Exercise brief
All of the material below is to be returned exactly.
** START Record set **
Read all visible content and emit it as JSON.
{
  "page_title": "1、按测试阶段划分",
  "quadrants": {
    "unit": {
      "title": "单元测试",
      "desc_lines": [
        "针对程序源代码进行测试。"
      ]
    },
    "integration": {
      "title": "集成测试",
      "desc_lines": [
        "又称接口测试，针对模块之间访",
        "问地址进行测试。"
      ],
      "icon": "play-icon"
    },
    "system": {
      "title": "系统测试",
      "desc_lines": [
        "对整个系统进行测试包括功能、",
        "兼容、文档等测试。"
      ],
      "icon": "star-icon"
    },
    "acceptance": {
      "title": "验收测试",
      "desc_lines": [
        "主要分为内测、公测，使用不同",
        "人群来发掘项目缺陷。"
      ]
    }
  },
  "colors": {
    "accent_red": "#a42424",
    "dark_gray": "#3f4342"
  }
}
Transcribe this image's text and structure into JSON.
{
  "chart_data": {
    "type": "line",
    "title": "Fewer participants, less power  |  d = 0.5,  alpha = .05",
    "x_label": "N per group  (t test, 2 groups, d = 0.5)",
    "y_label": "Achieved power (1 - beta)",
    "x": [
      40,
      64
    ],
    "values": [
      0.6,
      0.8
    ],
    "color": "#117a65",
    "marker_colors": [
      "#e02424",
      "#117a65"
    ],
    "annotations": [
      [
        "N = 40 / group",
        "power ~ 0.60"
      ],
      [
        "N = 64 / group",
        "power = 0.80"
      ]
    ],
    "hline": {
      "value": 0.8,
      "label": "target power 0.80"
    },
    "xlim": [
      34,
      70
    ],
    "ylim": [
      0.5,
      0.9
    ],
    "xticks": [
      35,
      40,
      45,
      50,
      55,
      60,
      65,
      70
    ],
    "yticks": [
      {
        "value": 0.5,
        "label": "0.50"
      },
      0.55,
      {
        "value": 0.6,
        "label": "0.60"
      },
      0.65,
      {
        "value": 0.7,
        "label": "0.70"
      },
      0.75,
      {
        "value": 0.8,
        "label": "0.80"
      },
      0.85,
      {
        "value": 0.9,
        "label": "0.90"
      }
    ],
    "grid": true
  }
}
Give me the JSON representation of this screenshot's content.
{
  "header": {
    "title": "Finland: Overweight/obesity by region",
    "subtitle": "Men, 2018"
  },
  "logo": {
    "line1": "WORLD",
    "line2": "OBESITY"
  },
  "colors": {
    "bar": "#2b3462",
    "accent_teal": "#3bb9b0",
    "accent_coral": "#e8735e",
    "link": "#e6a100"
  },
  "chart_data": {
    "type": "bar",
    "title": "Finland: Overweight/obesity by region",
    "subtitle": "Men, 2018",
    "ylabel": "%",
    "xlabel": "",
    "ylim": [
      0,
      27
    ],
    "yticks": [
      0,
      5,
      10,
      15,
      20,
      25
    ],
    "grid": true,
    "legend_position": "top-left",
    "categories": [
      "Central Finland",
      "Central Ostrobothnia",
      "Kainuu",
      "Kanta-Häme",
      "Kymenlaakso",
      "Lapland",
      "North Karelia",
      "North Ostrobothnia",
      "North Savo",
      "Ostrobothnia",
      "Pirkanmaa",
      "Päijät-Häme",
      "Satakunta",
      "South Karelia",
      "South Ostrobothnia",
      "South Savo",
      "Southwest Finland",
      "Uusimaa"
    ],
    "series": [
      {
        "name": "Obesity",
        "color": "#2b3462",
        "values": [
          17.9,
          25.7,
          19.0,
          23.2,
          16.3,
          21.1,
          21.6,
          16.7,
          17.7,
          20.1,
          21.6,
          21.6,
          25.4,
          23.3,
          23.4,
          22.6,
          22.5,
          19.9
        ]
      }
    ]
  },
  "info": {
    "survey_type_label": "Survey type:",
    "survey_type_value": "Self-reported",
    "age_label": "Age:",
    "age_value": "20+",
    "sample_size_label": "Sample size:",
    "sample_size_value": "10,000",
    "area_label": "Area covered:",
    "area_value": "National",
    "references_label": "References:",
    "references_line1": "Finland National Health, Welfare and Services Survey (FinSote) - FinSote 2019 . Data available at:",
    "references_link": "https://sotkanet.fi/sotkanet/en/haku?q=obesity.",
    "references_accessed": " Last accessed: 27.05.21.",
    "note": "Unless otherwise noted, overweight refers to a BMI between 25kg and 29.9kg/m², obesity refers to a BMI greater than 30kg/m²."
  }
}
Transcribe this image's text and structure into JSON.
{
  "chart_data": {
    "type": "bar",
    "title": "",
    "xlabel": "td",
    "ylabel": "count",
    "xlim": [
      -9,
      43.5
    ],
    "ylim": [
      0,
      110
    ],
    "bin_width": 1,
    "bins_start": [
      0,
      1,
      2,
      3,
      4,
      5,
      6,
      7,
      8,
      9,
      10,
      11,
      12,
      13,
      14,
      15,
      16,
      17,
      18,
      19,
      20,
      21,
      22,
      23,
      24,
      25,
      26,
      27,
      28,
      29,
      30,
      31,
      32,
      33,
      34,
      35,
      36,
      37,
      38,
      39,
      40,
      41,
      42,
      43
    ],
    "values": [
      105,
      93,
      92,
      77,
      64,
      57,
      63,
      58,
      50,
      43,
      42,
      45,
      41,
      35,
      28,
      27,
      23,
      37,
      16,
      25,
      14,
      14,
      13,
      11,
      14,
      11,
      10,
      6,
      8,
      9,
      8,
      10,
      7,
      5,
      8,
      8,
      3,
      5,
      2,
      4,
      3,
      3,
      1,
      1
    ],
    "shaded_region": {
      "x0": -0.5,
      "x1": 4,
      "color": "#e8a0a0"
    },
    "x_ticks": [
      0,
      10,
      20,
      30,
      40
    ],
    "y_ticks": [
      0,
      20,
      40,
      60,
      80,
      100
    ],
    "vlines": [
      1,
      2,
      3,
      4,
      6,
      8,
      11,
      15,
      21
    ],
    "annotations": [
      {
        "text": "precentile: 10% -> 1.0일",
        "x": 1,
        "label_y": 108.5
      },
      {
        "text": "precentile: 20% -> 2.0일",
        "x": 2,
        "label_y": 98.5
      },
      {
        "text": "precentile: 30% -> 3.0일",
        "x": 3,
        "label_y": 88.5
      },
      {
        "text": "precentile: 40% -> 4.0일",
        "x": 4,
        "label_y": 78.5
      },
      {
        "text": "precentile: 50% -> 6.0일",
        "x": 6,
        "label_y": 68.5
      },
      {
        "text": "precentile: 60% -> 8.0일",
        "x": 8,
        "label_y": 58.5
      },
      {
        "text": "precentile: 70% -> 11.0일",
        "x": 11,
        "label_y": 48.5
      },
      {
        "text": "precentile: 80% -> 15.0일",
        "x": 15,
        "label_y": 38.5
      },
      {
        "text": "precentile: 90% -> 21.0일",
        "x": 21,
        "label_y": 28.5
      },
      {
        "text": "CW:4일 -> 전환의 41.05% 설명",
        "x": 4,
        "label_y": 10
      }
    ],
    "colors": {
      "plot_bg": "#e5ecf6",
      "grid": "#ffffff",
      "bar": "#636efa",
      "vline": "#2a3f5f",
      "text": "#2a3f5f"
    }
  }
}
** END Record set **
Solution for this exercise
Read all visible content and emit it as JSON.
{
  "page_title": "1、按测试阶段划分",
  "quadrants": {
    "unit": {
      "title": "单元测试",
      "desc_lines": [
        "针对程序源代码进行测试。"
      ]
    },
    "integration": {
      "title": "集成测试",
      "desc_lines": [
        "又称接口测试，针对模块之间访",
        "问地址进行测试。"
      ],
      "icon": "play-icon"
    },
    "system": {
      "title": "系统测试",
      "desc_lines": [
        "对整个系统进行测试包括功能、",
        "兼容、文档等测试。"
      ],
      "icon": "star-icon"
    },
    "acceptance": {
      "title": "验收测试",
      "desc_lines": [
        "主要分为内测、公测，使用不同",
        "人群来发掘项目缺陷。"
      ]
    }
  },
  "colors": {
    "accent_red": "#a42424",
    "dark_gray": "#3f4342"
  }
}
Transcribe this image's text and structure into JSON.
{
  "chart_data": {
    "type": "line",
    "title": "Fewer participants, less power  |  d = 0.5,  alpha = .05",
    "x_label": "N per group  (t test, 2 groups, d = 0.5)",
    "y_label": "Achieved power (1 - beta)",
    "x": [
      40,
      64
    ],
    "values": [
      0.6,
      0.8
    ],
    "color": "#117a65",
    "marker_colors": [
      "#e02424",
      "#117a65"
    ],
    "annotations": [
      [
        "N = 40 / group",
        "power ~ 0.60"
      ],
      [
        "N = 64 / group",
        "power = 0.80"
      ]
    ],
    "hline": {
      "value": 0.8,
      "label": "target power 0.80"
    },
    "xlim": [
      34,
      70
    ],
    "ylim": [
      0.5,
      0.9
    ],
    "xticks": [
      35,
      40,
      45,
      50,
      55,
      60,
      65,
      70
    ],
    "yticks": [
      {
        "value": 0.5,
        "label": "0.50"
      },
      0.55,
      {
        "value": 0.6,
        "label": "0.60"
      },
      0.65,
      {
        "value": 0.7,
        "label": "0.70"
      },
      0.75,
      {
        "value": 0.8,
        "label": "0.80"
      },
      0.85,
      {
        "value": 0.9,
        "label": "0.90"
      }
    ],
    "grid": true
  }
}
Give me the JSON representation of this screenshot's content.
{
  "header": {
    "title": "Finland: Overweight/obesity by region",
    "subtitle": "Men, 2018"
  },
  "logo": {
    "line1": "WORLD",
    "line2": "OBESITY"
  },
  "colors": {
    "bar": "#2b3462",
    "accent_teal": "#3bb9b0",
    "accent_coral": "#e8735e",
    "link": "#e6a100"
  },
  "chart_data": {
    "type": "bar",
    "title": "Finland: Overweight/obesity by region",
    "subtitle": "Men, 2018",
    "ylabel": "%",
    "xlabel": "",
    "ylim": [
      0,
      27
    ],
    "yticks": [
      0,
      5,
      10,
      15,
      20,
      25
    ],
    "grid": true,
    "legend_position": "top-left",
    "categories": [
      "Central Finland",
      "Central Ostrobothnia",
      "Kainuu",
      "Kanta-Häme",
      "Kymenlaakso",
      "Lapland",
      "North Karelia",
      "North Ostrobothnia",
      "North Savo",
      "Ostrobothnia",
      "Pirkanmaa",
      "Päijät-Häme",
      "Satakunta",
      "South Karelia",
      "South Ostrobothnia",
      "South Savo",
      "Southwest Finland",
      "Uusimaa"
    ],
    "series": [
      {
        "name": "Obesity",
        "color": "#2b3462",
        "values": [
          17.9,
          25.7,
          19.0,
          23.2,
          16.3,
          21.1,
          21.6,
          16.7,
          17.7,
          20.1,
          21.6,
          21.6,
          25.4,
          23.3,
          23.4,
          22.6,
          22.5,
          19.9
        ]
      }
    ]
  },
  "info": {
    "survey_type_label": "Survey type:",
    "survey_type_value": "Self-reported",
    "age_label": "Age:",
    "age_value": "20+",
    "sample_size_label": "Sample size:",
    "sample_size_value": "10,000",
    "area_label": "Area covered:",
    "area_value": "National",
    "references_label": "References:",
    "references_line1": "Finland National Health, Welfare and Services Survey (FinSote) - FinSote 2019 . Data available at:",
    "references_link": "https://sotkanet.fi/sotkanet/en/haku?q=obesity.",
    "references_accessed": " Last accessed: 27.05.21.",
    "note": "Unless otherwise noted, overweight refers to a BMI between 25kg and 29.9kg/m², obesity refers to a BMI greater than 30kg/m²."
  }
}
Transcribe this image's text and structure into JSON.
{
  "chart_data": {
    "type": "bar",
    "title": "",
    "xlabel": "td",
    "ylabel": "count",
    "xlim": [
      -9,
      43.5
    ],
    "ylim": [
      0,
      110
    ],
    "bin_width": 1,
    "bins_start": [
      0,
      1,
      2,
      3,
      4,
      5,
      6,
      7,
      8,
      9,
      10,
      11,
      12,
      13,
      14,
      15,
      16,
      17,
      18,
      19,
      20,
      21,
      22,
      23,
      24,
      25,
      26,
      27,
      28,
      29,
      30,
      31,
      32,
      33,
      34,
      35,
      36,
      37,
      38,
      39,
      40,
      41,
      42,
      43
    ],
    "values": [
      105,
      93,
      92,
      77,
      64,
      57,
      63,
      58,
      50,
      43,
      42,
      45,
      41,
      35,
      28,
      27,
      23,
      37,
      16,
      25,
      14,
      14,
      13,
      11,
      14,
      11,
      10,
      6,
      8,
      9,
      8,
      10,
      7,
      5,
      8,
      8,
      3,
      5,
      2,
      4,
      3,
      3,
      1,
      1
    ],
    "shaded_region": {
      "x0": -0.5,
      "x1": 4,
      "color": "#e8a0a0"
    },
    "x_ticks": [
      0,
      10,
      20,
      30,
      40
    ],
    "y_ticks": [
      0,
      20,
      40,
      60,
      80,
      100
    ],
    "vlines": [
      1,
      2,
      3,
      4,
      6,
      8,
      11,
      15,
      21
    ],
    "annotations": [
      {
        "text": "precentile: 10% -> 1.0일",
        "x": 1,
        "label_y": 108.5
      },
      {
        "text": "precentile: 20% -> 2.0일",
        "x": 2,
        "label_y": 98.5
      },
      {
        "text": "precentile: 30% -> 3.0일",
        "x": 3,
        "label_y": 88.5
      },
      {
        "text": "precentile: 40% -> 4.0일",
        "x": 4,
        "label_y": 78.5
      },
      {
        "text": "precentile: 50% -> 6.0일",
        "x": 6,
        "label_y": 68.5
      },
      {
        "text": "precentile: 60% -> 8.0일",
        "x": 8,
        "label_y": 58.5
      },
      {
        "text": "precentile: 70% -> 11.0일",
        "x": 11,
        "label_y": 48.5
      },
      {
        "text": "precentile: 80% -> 15.0일",
        "x": 15,
        "label_y": 38.5
      },
      {
        "text": "precentile: 90% -> 21.0일",
        "x": 21,
        "label_y": 28.5
      },
      {
        "text": "CW:4일 -> 전환의 41.05% 설명",
        "x": 4,
        "label_y": 10
      }
    ],
    "colors": {
      "plot_bg": "#e5ecf6",
      "grid": "#ffffff",
      "bar": "#636efa",
      "vline": "#2a3f5f",
      "text": "#2a3f5f"
    }
  }
}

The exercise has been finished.